─── TASK INPUTS ───

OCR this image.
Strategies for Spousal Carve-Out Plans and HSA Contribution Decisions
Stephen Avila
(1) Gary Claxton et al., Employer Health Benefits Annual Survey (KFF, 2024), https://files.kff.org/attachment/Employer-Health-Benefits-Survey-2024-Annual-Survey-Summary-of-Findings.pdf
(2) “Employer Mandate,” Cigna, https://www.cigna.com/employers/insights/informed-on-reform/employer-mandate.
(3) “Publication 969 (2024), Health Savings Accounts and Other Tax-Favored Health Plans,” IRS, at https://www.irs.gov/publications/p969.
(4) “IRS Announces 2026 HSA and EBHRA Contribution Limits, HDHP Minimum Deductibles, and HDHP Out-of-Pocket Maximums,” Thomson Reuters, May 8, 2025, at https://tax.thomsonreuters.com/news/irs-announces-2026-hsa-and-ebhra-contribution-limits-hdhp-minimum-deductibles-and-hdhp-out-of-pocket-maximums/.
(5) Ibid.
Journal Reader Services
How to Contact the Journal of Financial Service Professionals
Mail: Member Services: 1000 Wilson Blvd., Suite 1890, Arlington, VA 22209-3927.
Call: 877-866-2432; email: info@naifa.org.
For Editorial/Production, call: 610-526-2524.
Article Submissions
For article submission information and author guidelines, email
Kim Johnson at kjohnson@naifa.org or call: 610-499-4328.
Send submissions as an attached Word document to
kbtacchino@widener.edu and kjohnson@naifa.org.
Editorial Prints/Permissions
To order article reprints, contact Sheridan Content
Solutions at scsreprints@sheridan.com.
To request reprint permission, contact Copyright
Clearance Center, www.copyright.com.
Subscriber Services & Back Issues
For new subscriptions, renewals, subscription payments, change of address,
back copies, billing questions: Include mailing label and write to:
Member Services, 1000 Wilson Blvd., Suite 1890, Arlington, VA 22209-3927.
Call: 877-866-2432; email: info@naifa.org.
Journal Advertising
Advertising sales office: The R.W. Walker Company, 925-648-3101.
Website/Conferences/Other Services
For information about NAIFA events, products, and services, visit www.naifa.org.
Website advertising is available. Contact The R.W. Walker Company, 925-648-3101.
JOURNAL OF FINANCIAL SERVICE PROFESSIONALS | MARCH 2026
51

───

▸ REQUIRED WORK: Restate each entry exactly, skipping none.

▸ FINAL RESULT:
OCR this image.
Strategies for Spousal Carve-Out Plans and HSA Contribution Decisions
Stephen Avila
(1) Gary Claxton et al., Employer Health Benefits Annual Survey (KFF, 2024), https://files.kff.org/attachment/Employer-Health-Benefits-Survey-2024-Annual-Survey-Summary-of-Findings.pdf
(2) “Employer Mandate,” Cigna, https://www.cigna.com/employers/insights/informed-on-reform/employer-mandate.
(3) “Publication 969 (2024), Health Savings Accounts and Other Tax-Favored Health Plans,” IRS, at https://www.irs.gov/publications/p969.
(4) “IRS Announces 2026 HSA and EBHRA Contribution Limits, HDHP Minimum Deductibles, and HDHP Out-of-Pocket Maximums,” Thomson Reuters, May 8, 2025, at https://tax.thomsonreuters.com/news/irs-announces-2026-hsa-and-ebhra-contribution-limits-hdhp-minimum-deductibles-and-hdhp-out-of-pocket-maximums/.
(5) Ibid.
Journal Reader Services
How to Contact the Journal of Financial Service Professionals
Mail: Member Services: 1000 Wilson Blvd., Suite 1890, Arlington, VA 22209-3927.
Call: 877-866-2432; email: info@naifa.org.
For Editorial/Production, call: 610-526-2524.
Article Submissions
For article submission information and author guidelines, email
Kim Johnson at kjohnson@naifa.org or call: 610-499-4328.
Send submissions as an attached Word document to
kbtacchino@widener.edu and kjohnson@naifa.org.
Editorial Prints/Permissions
To order article reprints, contact Sheridan Content
Solutions at scsreprints@sheridan.com.
To request reprint permission, contact Copyright
Clearance Center, www.copyright.com.
Subscriber Services & Back Issues
For new subscriptions, renewals, subscription payments, change of address,
back copies, billing questions: Include mailing label and write to:
Member Services, 1000 Wilson Blvd., Suite 1890, Arlington, VA 22209-3927.
Call: 877-866-2432; email: info@naifa.org.
Journal Advertising
Advertising sales office: The R.W. Walker Company, 925-648-3101.
Website/Conferences/Other Services
For information about NAIFA events, products, and services, visit www.naifa.org.
Website advertising is available. Contact The R.W. Walker Company, 925-648-3101.
JOURNAL OF FINANCIAL SERVICE PROFESSIONALS | MARCH 2026
51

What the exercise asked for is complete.